* [YOUR OBJECTIVE]
Will you give every entry again exactly as it stands?

## start INPUT DATA

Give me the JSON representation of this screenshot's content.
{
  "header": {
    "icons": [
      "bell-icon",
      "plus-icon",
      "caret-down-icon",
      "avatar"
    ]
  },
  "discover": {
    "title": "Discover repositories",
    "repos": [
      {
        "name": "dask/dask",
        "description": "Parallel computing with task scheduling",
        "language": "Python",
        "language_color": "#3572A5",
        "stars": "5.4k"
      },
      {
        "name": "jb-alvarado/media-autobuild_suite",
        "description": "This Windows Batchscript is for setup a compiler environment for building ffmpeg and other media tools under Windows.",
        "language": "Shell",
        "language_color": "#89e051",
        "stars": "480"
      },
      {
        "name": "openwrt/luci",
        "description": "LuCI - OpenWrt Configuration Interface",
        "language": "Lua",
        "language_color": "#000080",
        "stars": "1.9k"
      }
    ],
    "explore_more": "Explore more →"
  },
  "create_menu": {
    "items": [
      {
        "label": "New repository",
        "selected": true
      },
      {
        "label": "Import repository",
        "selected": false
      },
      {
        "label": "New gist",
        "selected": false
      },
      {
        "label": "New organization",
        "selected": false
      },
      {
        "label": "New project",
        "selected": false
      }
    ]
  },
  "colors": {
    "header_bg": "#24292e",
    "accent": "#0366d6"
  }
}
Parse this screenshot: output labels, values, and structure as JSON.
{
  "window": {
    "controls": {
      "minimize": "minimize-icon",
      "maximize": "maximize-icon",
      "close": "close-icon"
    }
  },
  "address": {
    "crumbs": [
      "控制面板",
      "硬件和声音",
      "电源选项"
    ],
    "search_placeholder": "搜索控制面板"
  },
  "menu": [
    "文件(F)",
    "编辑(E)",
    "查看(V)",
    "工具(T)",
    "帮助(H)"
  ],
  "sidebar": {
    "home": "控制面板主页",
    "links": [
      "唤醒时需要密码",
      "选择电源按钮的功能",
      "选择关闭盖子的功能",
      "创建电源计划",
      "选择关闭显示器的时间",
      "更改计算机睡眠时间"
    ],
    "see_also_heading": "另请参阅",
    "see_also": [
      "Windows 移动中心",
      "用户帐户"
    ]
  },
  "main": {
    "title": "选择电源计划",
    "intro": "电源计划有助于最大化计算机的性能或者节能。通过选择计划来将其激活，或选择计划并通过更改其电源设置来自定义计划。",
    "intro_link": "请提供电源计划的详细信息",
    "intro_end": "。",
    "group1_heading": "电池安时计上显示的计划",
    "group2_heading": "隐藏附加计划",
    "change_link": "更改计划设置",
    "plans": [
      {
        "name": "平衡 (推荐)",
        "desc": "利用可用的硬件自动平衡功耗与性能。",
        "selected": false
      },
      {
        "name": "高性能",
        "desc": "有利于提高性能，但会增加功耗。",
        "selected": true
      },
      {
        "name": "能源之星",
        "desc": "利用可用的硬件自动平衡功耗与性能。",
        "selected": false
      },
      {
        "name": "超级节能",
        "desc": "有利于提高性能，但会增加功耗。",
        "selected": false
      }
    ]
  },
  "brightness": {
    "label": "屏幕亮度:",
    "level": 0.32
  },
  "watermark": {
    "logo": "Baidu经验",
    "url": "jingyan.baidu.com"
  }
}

## end INPUT DATA

* [OUTPUT OF THE TASK]
Give me the JSON representation of this screenshot's content.
{
  "header": {
    "icons": [
      "bell-icon",
      "plus-icon",
      "caret-down-icon",
      "avatar"
    ]
  },
  "discover": {
    "title": "Discover repositories",
    "repos": [
      {
        "name": "dask/dask",
        "description": "Parallel computing with task scheduling",
        "language": "Python",
        "language_color": "#3572A5",
        "stars": "5.4k"
      },
      {
        "name": "jb-alvarado/media-autobuild_suite",
        "description": "This Windows Batchscript is for setup a compiler environment for building ffmpeg and other media tools under Windows.",
        "language": "Shell",
        "language_color": "#89e051",
        "stars": "480"
      },
      {
        "name": "openwrt/luci",
        "description": "LuCI - OpenWrt Configuration Interface",
        "language": "Lua",
        "language_color": "#000080",
        "stars": "1.9k"
      }
    ],
    "explore_more": "Explore more →"
  },
  "create_menu": {
    "items": [
      {
        "label": "New repository",
        "selected": true
      },
      {
        "label": "Import repository",
        "selected": false
      },
      {
        "label": "New gist",
        "selected": false
      },
      {
        "label": "New organization",
        "selected": false
      },
      {
        "label": "New project",
        "selected": false
      }
    ]
  },
  "colors": {
    "header_bg": "#24292e",
    "accent": "#0366d6"
  }
}
Parse this screenshot: output labels, values, and structure as JSON.
{
  "window": {
    "controls": {
      "minimize": "minimize-icon",
      "maximize": "maximize-icon",
      "close": "close-icon"
    }
  },
  "address": {
    "crumbs": [
      "控制面板",
      "硬件和声音",
      "电源选项"
    ],
    "search_placeholder": "搜索控制面板"
  },
  "menu": [
    "文件(F)",
    "编辑(E)",
    "查看(V)",
    "工具(T)",
    "帮助(H)"
  ],
  "sidebar": {
    "home": "控制面板主页",
    "links": [
      "唤醒时需要密码",
      "选择电源按钮的功能",
      "选择关闭盖子的功能",
      "创建电源计划",
      "选择关闭显示器的时间",
      "更改计算机睡眠时间"
    ],
    "see_also_heading": "另请参阅",
    "see_also": [
      "Windows 移动中心",
      "用户帐户"
    ]
  },
  "main": {
    "title": "选择电源计划",
    "intro": "电源计划有助于最大化计算机的性能或者节能。通过选择计划来将其激活，或选择计划并通过更改其电源设置来自定义计划。",
    "intro_link": "请提供电源计划的详细信息",
    "intro_end": "。",
    "group1_heading": "电池安时计上显示的计划",
    "group2_heading": "隐藏附加计划",
    "change_link": "更改计划设置",
    "plans": [
      {
        "name": "平衡 (推荐)",
        "desc": "利用可用的硬件自动平衡功耗与性能。",
        "selected": false
      },
      {
        "name": "高性能",
        "desc": "有利于提高性能，但会增加功耗。",
        "selected": true
      },
      {
        "name": "能源之星",
        "desc": "利用可用的硬件自动平衡功耗与性能。",
        "selected": false
      },
      {
        "name": "超级节能",
        "desc": "有利于提高性能，但会增加功耗。",
        "selected": false
      }
    ]
  },
  "brightness": {
    "label": "屏幕亮度:",
    "level": 0.32
  },
  "watermark": {
    "logo": "Baidu经验",
    "url": "jingyan.baidu.com"
  }
}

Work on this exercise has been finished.